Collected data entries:
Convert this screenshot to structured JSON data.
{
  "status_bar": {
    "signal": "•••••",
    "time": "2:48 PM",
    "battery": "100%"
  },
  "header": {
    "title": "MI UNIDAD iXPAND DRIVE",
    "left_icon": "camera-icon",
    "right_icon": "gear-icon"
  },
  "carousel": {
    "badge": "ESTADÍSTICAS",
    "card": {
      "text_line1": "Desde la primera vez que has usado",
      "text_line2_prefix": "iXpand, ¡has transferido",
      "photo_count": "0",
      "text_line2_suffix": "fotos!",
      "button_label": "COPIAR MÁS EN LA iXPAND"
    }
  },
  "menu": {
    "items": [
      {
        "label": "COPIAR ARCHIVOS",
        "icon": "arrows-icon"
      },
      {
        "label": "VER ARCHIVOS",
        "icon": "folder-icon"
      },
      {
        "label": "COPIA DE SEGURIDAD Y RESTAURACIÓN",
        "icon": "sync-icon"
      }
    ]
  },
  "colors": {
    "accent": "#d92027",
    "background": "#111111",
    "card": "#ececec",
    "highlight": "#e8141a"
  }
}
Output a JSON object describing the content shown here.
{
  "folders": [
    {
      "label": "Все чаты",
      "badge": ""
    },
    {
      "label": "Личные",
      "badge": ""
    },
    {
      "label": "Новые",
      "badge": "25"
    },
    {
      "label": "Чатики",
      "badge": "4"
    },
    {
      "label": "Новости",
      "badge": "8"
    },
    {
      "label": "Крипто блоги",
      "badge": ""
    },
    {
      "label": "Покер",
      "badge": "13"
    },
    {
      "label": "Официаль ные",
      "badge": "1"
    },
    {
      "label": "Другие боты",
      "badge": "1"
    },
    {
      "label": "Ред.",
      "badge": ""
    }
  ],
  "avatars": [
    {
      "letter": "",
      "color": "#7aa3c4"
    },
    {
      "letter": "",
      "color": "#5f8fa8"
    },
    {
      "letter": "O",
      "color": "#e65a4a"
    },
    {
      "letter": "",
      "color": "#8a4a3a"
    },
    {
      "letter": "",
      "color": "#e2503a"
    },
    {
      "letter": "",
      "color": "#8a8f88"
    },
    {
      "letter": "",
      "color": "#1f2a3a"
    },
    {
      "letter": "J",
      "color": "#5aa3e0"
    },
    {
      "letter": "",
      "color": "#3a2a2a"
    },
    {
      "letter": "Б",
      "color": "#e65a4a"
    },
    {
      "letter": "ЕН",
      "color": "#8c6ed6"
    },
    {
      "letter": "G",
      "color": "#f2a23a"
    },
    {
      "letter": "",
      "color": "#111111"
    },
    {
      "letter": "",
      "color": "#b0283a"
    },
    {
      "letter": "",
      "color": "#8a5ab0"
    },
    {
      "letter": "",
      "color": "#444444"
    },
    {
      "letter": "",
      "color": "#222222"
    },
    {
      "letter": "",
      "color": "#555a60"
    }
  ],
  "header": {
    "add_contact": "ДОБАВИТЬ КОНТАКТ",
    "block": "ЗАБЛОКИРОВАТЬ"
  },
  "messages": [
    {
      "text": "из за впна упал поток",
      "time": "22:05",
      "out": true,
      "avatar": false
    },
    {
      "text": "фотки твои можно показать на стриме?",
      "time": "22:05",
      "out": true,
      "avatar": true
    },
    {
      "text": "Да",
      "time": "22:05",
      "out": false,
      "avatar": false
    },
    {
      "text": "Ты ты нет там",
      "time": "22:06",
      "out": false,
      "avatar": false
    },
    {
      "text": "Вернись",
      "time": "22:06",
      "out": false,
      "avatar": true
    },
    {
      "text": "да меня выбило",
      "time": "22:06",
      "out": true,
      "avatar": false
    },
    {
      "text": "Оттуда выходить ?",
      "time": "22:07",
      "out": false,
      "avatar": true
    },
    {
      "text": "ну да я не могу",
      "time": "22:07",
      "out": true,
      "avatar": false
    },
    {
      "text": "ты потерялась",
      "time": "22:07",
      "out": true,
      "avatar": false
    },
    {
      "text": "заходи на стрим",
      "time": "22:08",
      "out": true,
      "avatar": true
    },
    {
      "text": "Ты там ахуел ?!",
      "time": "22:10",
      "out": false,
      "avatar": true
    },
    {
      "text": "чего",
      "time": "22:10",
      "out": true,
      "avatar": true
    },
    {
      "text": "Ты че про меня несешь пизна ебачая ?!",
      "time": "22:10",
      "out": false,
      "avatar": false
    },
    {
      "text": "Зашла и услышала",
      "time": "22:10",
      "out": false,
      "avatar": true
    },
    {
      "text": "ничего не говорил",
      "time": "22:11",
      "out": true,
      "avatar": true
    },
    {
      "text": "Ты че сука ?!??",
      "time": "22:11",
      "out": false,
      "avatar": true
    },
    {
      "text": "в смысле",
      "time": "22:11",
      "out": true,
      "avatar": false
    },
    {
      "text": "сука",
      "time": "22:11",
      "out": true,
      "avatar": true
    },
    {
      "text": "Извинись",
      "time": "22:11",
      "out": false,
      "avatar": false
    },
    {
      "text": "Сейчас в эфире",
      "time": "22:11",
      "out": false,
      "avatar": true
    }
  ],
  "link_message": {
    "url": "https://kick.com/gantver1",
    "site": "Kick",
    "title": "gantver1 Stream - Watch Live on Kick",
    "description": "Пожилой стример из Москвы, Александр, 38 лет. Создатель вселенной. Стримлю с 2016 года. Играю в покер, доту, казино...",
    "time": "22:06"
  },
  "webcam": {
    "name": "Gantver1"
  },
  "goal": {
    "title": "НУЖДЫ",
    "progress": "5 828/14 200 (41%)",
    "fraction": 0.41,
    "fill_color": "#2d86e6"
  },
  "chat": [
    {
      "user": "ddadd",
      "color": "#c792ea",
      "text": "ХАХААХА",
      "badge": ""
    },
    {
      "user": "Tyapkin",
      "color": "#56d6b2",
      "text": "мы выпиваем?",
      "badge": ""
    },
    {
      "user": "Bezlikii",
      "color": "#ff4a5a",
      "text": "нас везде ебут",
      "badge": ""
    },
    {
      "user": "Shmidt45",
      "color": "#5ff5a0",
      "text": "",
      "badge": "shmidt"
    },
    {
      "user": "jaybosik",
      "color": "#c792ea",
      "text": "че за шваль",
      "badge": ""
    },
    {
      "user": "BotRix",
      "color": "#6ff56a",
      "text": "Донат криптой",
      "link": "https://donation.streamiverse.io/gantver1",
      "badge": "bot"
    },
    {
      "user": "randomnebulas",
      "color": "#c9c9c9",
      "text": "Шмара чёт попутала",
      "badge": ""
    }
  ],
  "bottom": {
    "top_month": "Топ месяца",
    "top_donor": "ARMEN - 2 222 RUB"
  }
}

YOUR INSTRUCTIONS:
Give the records above again, word for word.

SOLUTION TO THE PROBLEM:
Convert this screenshot to structured JSON data.
{
  "status_bar": {
    "signal": "•••••",
    "time": "2:48 PM",
    "battery": "100%"
  },
  "header": {
    "title": "MI UNIDAD iXPAND DRIVE",
    "left_icon": "camera-icon",
    "right_icon": "gear-icon"
  },
  "carousel": {
    "badge": "ESTADÍSTICAS",
    "card": {
      "text_line1": "Desde la primera vez que has usado",
      "text_line2_prefix": "iXpand, ¡has transferido",
      "photo_count": "0",
      "text_line2_suffix": "fotos!",
      "button_label": "COPIAR MÁS EN LA iXPAND"
    }
  },
  "menu": {
    "items": [
      {
        "label": "COPIAR ARCHIVOS",
        "icon": "arrows-icon"
      },
      {
        "label": "VER ARCHIVOS",
        "icon": "folder-icon"
      },
      {
        "label": "COPIA DE SEGURIDAD Y RESTAURACIÓN",
        "icon": "sync-icon"
      }
    ]
  },
  "colors": {
    "accent": "#d92027",
    "background": "#111111",
    "card": "#ececec",
    "highlight": "#e8141a"
  }
}
Output a JSON object describing the content shown here.
{
  "folders": [
    {
      "label": "Все чаты",
      "badge": ""
    },
    {
      "label": "Личные",
      "badge": ""
    },
    {
      "label": "Новые",
      "badge": "25"
    },
    {
      "label": "Чатики",
      "badge": "4"
    },
    {
      "label": "Новости",
      "badge": "8"
    },
    {
      "label": "Крипто блоги",
      "badge": ""
    },
    {
      "label": "Покер",
      "badge": "13"
    },
    {
      "label": "Официаль ные",
      "badge": "1"
    },
    {
      "label": "Другие боты",
      "badge": "1"
    },
    {
      "label": "Ред.",
      "badge": ""
    }
  ],
  "avatars": [
    {
      "letter": "",
      "color": "#7aa3c4"
    },
    {
      "letter": "",
      "color": "#5f8fa8"
    },
    {
      "letter": "O",
      "color": "#e65a4a"
    },
    {
      "letter": "",
      "color": "#8a4a3a"
    },
    {
      "letter": "",
      "color": "#e2503a"
    },
    {
      "letter": "",
      "color": "#8a8f88"
    },
    {
      "letter": "",
      "color": "#1f2a3a"
    },
    {
      "letter": "J",
      "color": "#5aa3e0"
    },
    {
      "letter": "",
      "color": "#3a2a2a"
    },
    {
      "letter": "Б",
      "color": "#e65a4a"
    },
    {
      "letter": "ЕН",
      "color": "#8c6ed6"
    },
    {
      "letter": "G",
      "color": "#f2a23a"
    },
    {
      "letter": "",
      "color": "#111111"
    },
    {
      "letter": "",
      "color": "#b0283a"
    },
    {
      "letter": "",
      "color": "#8a5ab0"
    },
    {
      "letter": "",
      "color": "#444444"
    },
    {
      "letter": "",
      "color": "#222222"
    },
    {
      "letter": "",
      "color": "#555a60"
    }
  ],
  "header": {
    "add_contact": "ДОБАВИТЬ КОНТАКТ",
    "block": "ЗАБЛОКИРОВАТЬ"
  },
  "messages": [
    {
      "text": "из за впна упал поток",
      "time": "22:05",
      "out": true,
      "avatar": false
    },
    {
      "text": "фотки твои можно показать на стриме?",
      "time": "22:05",
      "out": true,
      "avatar": true
    },
    {
      "text": "Да",
      "time": "22:05",
      "out": false,
      "avatar": false
    },
    {
      "text": "Ты ты нет там",
      "time": "22:06",
      "out": false,
      "avatar": false
    },
    {
      "text": "Вернись",
      "time": "22:06",
      "out": false,
      "avatar": true
    },
    {
      "text": "да меня выбило",
      "time": "22:06",
      "out": true,
      "avatar": false
    },
    {
      "text": "Оттуда выходить ?",
      "time": "22:07",
      "out": false,
      "avatar": true
    },
    {
      "text": "ну да я не могу",
      "time": "22:07",
      "out": true,
      "avatar": false
    },
    {
      "text": "ты потерялась",
      "time": "22:07",
      "out": true,
      "avatar": false
    },
    {
      "text": "заходи на стрим",
      "time": "22:08",
      "out": true,
      "avatar": true
    },
    {
      "text": "Ты там ахуел ?!",
      "time": "22:10",
      "out": false,
      "avatar": true
    },
    {
      "text": "чего",
      "time": "22:10",
      "out": true,
      "avatar": true
    },
    {
      "text": "Ты че про меня несешь пизна ебачая ?!",
      "time": "22:10",
      "out": false,
      "avatar": false
    },
    {
      "text": "Зашла и услышала",
      "time": "22:10",
      "out": false,
      "avatar": true
    },
    {
      "text": "ничего не говорил",
      "time": "22:11",
      "out": true,
      "avatar": true
    },
    {
      "text": "Ты че сука ?!??",
      "time": "22:11",
      "out": false,
      "avatar": true
    },
    {
      "text": "в смысле",
      "time": "22:11",
      "out": true,
      "avatar": false
    },
    {
      "text": "сука",
      "time": "22:11",
      "out": true,
      "avatar": true
    },
    {
      "text": "Извинись",
      "time": "22:11",
      "out": false,
      "avatar": false
    },
    {
      "text": "Сейчас в эфире",
      "time": "22:11",
      "out": false,
      "avatar": true
    }
  ],
  "link_message": {
    "url": "https://kick.com/gantver1",
    "site": "Kick",
    "title": "gantver1 Stream - Watch Live on Kick",
    "description": "Пожилой стример из Москвы, Александр, 38 лет. Создатель вселенной. Стримлю с 2016 года. Играю в покер, доту, казино...",
    "time": "22:06"
  },
  "webcam": {
    "name": "Gantver1"
  },
  "goal": {
    "title": "НУЖДЫ",
    "progress": "5 828/14 200 (41%)",
    "fraction": 0.41,
    "fill_color": "#2d86e6"
  },
  "chat": [
    {
      "user": "ddadd",
      "color": "#c792ea",
      "text": "ХАХААХА",
      "badge": ""
    },
    {
      "user": "Tyapkin",
      "color": "#56d6b2",
      "text": "мы выпиваем?",
      "badge": ""
    },
    {
      "user": "Bezlikii",
      "color": "#ff4a5a",
      "text": "нас везде ебут",
      "badge": ""
    },
    {
      "user": "Shmidt45",
      "color": "#5ff5a0",
      "text": "",
      "badge": "shmidt"
    },
    {
      "user": "jaybosik",
      "color": "#c792ea",
      "text": "че за шваль",
      "badge": ""
    },
    {
      "user": "BotRix",
      "color": "#6ff56a",
      "text": "Донат криптой",
      "link": "https://donation.streamiverse.io/gantver1",
      "badge": "bot"
    },
    {
      "user": "randomnebulas",
      "color": "#c9c9c9",
      "text": "Шмара чёт попутала",
      "badge": ""
    }
  ],
  "bottom": {
    "top_month": "Топ месяца",
    "top_donor": "ARMEN - 2 222 RUB"
  }
}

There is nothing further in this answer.